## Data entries
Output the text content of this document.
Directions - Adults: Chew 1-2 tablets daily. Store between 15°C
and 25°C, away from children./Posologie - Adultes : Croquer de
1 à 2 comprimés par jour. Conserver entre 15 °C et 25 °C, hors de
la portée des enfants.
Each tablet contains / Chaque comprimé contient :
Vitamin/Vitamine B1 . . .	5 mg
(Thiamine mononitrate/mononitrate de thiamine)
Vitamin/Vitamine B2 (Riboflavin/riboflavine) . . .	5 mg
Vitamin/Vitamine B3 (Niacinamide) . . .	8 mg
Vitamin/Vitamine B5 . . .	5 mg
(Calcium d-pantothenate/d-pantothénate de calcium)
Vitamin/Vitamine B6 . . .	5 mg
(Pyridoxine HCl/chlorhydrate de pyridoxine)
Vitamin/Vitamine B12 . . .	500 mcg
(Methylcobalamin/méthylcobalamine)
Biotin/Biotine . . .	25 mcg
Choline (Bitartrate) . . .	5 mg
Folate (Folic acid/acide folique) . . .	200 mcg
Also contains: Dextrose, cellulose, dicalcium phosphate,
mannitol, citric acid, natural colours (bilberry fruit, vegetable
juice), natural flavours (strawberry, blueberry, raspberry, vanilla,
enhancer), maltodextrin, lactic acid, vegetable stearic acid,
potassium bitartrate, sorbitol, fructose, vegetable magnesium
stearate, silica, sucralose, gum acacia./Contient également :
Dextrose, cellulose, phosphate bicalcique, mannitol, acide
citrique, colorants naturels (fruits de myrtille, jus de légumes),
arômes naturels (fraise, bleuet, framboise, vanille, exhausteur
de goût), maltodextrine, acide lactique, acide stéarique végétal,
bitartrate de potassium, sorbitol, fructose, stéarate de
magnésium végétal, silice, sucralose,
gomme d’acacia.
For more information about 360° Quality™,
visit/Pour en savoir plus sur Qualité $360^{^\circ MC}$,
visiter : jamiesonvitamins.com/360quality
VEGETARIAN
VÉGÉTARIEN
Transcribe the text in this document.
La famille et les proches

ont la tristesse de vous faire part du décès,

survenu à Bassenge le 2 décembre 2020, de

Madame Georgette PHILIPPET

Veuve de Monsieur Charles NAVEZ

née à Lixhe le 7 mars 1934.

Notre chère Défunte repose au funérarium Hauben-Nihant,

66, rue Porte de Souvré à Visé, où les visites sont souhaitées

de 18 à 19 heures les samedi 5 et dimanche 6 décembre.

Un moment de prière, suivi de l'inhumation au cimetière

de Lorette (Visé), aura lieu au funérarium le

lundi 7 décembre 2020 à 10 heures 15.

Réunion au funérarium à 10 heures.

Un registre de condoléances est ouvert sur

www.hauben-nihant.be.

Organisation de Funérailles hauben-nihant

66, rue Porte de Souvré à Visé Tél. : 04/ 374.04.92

## Task brief
Quote exactly what appears from the line containing "Transcribe the text in this document." through the final line of the listing above, including both of those lines.

## Task solution
Transcribe the text in this document.
La famille et les proches

ont la tristesse de vous faire part du décès,

survenu à Bassenge le 2 décembre 2020, de

Madame Georgette PHILIPPET

Veuve de Monsieur Charles NAVEZ

née à Lixhe le 7 mars 1934.

Notre chère Défunte repose au funérarium Hauben-Nihant,

66, rue Porte de Souvré à Visé, où les visites sont souhaitées

de 18 à 19 heures les samedi 5 et dimanche 6 décembre.

Un moment de prière, suivi de l'inhumation au cimetière

de Lorette (Visé), aura lieu au funérarium le

lundi 7 décembre 2020 à 10 heures 15.

Réunion au funérarium à 10 heures.

Un registre de condoléances est ouvert sur

www.hauben-nihant.be.

Organisation de Funérailles hauben-nihant

66, rue Porte de Souvré à Visé Tél. : 04/ 374.04.92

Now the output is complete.